● **AIM OF THE EXERCISE**
Reproduce all of the material word for word.
● ● ● ●
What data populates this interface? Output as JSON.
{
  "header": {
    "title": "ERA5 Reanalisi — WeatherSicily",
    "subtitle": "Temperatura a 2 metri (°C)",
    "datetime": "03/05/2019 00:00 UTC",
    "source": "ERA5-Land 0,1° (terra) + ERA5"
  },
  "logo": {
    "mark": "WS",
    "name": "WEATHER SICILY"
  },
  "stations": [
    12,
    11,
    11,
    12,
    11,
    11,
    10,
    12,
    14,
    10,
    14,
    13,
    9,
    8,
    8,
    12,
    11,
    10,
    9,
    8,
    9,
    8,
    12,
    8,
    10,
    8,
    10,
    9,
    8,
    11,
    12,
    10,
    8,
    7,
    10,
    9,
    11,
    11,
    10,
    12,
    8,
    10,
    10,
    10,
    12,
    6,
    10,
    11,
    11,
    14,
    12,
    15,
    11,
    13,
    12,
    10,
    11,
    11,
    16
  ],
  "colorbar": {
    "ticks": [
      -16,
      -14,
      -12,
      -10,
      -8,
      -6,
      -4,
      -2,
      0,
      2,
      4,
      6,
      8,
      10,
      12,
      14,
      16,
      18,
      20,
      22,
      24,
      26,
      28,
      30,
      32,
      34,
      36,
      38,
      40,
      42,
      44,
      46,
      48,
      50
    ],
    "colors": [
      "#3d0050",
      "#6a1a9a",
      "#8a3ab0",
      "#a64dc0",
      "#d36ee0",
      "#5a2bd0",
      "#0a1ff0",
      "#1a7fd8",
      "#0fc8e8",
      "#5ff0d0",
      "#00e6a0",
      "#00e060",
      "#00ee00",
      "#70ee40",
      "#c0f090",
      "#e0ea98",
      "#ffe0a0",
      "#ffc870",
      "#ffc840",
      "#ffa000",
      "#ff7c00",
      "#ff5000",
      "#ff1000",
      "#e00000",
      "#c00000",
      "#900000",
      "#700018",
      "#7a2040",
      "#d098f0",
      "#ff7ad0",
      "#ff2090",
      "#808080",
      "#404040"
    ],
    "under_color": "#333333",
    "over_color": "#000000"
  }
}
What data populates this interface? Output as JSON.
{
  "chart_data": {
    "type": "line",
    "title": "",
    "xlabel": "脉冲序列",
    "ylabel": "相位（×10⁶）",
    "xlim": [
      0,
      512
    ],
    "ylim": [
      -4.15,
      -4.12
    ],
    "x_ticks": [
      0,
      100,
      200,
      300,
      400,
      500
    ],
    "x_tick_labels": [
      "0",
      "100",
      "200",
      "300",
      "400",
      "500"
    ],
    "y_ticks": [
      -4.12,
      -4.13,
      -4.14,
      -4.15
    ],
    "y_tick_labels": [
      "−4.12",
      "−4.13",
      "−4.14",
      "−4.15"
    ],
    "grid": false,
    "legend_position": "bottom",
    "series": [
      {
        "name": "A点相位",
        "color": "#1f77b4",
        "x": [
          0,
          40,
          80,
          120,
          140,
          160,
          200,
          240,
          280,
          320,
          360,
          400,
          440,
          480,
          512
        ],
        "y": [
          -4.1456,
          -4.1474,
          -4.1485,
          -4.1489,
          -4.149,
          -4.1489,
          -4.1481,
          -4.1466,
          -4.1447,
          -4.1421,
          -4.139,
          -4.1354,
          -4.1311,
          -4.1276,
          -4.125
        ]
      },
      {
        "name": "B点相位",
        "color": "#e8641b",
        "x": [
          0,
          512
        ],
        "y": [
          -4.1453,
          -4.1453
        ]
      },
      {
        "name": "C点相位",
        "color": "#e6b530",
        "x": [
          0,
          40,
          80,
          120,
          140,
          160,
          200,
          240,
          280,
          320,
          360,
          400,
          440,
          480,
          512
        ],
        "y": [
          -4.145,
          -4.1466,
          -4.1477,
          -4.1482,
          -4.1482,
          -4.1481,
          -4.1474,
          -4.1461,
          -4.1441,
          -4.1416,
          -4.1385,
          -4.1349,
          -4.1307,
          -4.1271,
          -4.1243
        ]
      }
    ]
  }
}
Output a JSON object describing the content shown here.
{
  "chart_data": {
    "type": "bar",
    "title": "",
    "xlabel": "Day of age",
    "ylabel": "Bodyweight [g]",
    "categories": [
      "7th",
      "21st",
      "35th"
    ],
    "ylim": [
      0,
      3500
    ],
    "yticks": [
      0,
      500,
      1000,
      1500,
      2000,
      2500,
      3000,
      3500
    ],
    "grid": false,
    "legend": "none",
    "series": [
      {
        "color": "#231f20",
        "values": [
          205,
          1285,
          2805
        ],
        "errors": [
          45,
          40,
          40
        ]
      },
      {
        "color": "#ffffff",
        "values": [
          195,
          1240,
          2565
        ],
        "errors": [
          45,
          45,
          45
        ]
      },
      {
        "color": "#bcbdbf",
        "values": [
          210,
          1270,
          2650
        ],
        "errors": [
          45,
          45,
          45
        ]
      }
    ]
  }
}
● ● ● ●
● **FINISHED TASK**
What data populates this interface? Output as JSON.
{
  "header": {
    "title": "ERA5 Reanalisi — WeatherSicily",
    "subtitle": "Temperatura a 2 metri (°C)",
    "datetime": "03/05/2019 00:00 UTC",
    "source": "ERA5-Land 0,1° (terra) + ERA5"
  },
  "logo": {
    "mark": "WS",
    "name": "WEATHER SICILY"
  },
  "stations": [
    12,
    11,
    11,
    12,
    11,
    11,
    10,
    12,
    14,
    10,
    14,
    13,
    9,
    8,
    8,
    12,
    11,
    10,
    9,
    8,
    9,
    8,
    12,
    8,
    10,
    8,
    10,
    9,
    8,
    11,
    12,
    10,
    8,
    7,
    10,
    9,
    11,
    11,
    10,
    12,
    8,
    10,
    10,
    10,
    12,
    6,
    10,
    11,
    11,
    14,
    12,
    15,
    11,
    13,
    12,
    10,
    11,
    11,
    16
  ],
  "colorbar": {
    "ticks": [
      -16,
      -14,
      -12,
      -10,
      -8,
      -6,
      -4,
      -2,
      0,
      2,
      4,
      6,
      8,
      10,
      12,
      14,
      16,
      18,
      20,
      22,
      24,
      26,
      28,
      30,
      32,
      34,
      36,
      38,
      40,
      42,
      44,
      46,
      48,
      50
    ],
    "colors": [
      "#3d0050",
      "#6a1a9a",
      "#8a3ab0",
      "#a64dc0",
      "#d36ee0",
      "#5a2bd0",
      "#0a1ff0",
      "#1a7fd8",
      "#0fc8e8",
      "#5ff0d0",
      "#00e6a0",
      "#00e060",
      "#00ee00",
      "#70ee40",
      "#c0f090",
      "#e0ea98",
      "#ffe0a0",
      "#ffc870",
      "#ffc840",
      "#ffa000",
      "#ff7c00",
      "#ff5000",
      "#ff1000",
      "#e00000",
      "#c00000",
      "#900000",
      "#700018",
      "#7a2040",
      "#d098f0",
      "#ff7ad0",
      "#ff2090",
      "#808080",
      "#404040"
    ],
    "under_color": "#333333",
    "over_color": "#000000"
  }
}
What data populates this interface? Output as JSON.
{
  "chart_data": {
    "type": "line",
    "title": "",
    "xlabel": "脉冲序列",
    "ylabel": "相位（×10⁶）",
    "xlim": [
      0,
      512
    ],
    "ylim": [
      -4.15,
      -4.12
    ],
    "x_ticks": [
      0,
      100,
      200,
      300,
      400,
      500
    ],
    "x_tick_labels": [
      "0",
      "100",
      "200",
      "300",
      "400",
      "500"
    ],
    "y_ticks": [
      -4.12,
      -4.13,
      -4.14,
      -4.15
    ],
    "y_tick_labels": [
      "−4.12",
      "−4.13",
      "−4.14",
      "−4.15"
    ],
    "grid": false,
    "legend_position": "bottom",
    "series": [
      {
        "name": "A点相位",
        "color": "#1f77b4",
        "x": [
          0,
          40,
          80,
          120,
          140,
          160,
          200,
          240,
          280,
          320,
          360,
          400,
          440,
          480,
          512
        ],
        "y": [
          -4.1456,
          -4.1474,
          -4.1485,
          -4.1489,
          -4.149,
          -4.1489,
          -4.1481,
          -4.1466,
          -4.1447,
          -4.1421,
          -4.139,
          -4.1354,
          -4.1311,
          -4.1276,
          -4.125
        ]
      },
      {
        "name": "B点相位",
        "color": "#e8641b",
        "x": [
          0,
          512
        ],
        "y": [
          -4.1453,
          -4.1453
        ]
      },
      {
        "name": "C点相位",
        "color": "#e6b530",
        "x": [
          0,
          40,
          80,
          120,
          140,
          160,
          200,
          240,
          280,
          320,
          360,
          400,
          440,
          480,
          512
        ],
        "y": [
          -4.145,
          -4.1466,
          -4.1477,
          -4.1482,
          -4.1482,
          -4.1481,
          -4.1474,
          -4.1461,
          -4.1441,
          -4.1416,
          -4.1385,
          -4.1349,
          -4.1307,
          -4.1271,
          -4.1243
        ]
      }
    ]
  }
}
Output a JSON object describing the content shown here.
{
  "chart_data": {
    "type": "bar",
    "title": "",
    "xlabel": "Day of age",
    "ylabel": "Bodyweight [g]",
    "categories": [
      "7th",
      "21st",
      "35th"
    ],
    "ylim": [
      0,
      3500
    ],
    "yticks": [
      0,
      500,
      1000,
      1500,
      2000,
      2500,
      3000,
      3500
    ],
    "grid": false,
    "legend": "none",
    "series": [
      {
        "color": "#231f20",
        "values": [
          205,
          1285,
          2805
        ],
        "errors": [
          45,
          40,
          40
        ]
      },
      {
        "color": "#ffffff",
        "values": [
          195,
          1240,
          2565
        ],
        "errors": [
          45,
          45,
          45
        ]
      },
      {
        "color": "#bcbdbf",
        "values": [
          210,
          1270,
          2650
        ],
        "errors": [
          45,
          45,
          45
        ]
      }
    ]
  }
}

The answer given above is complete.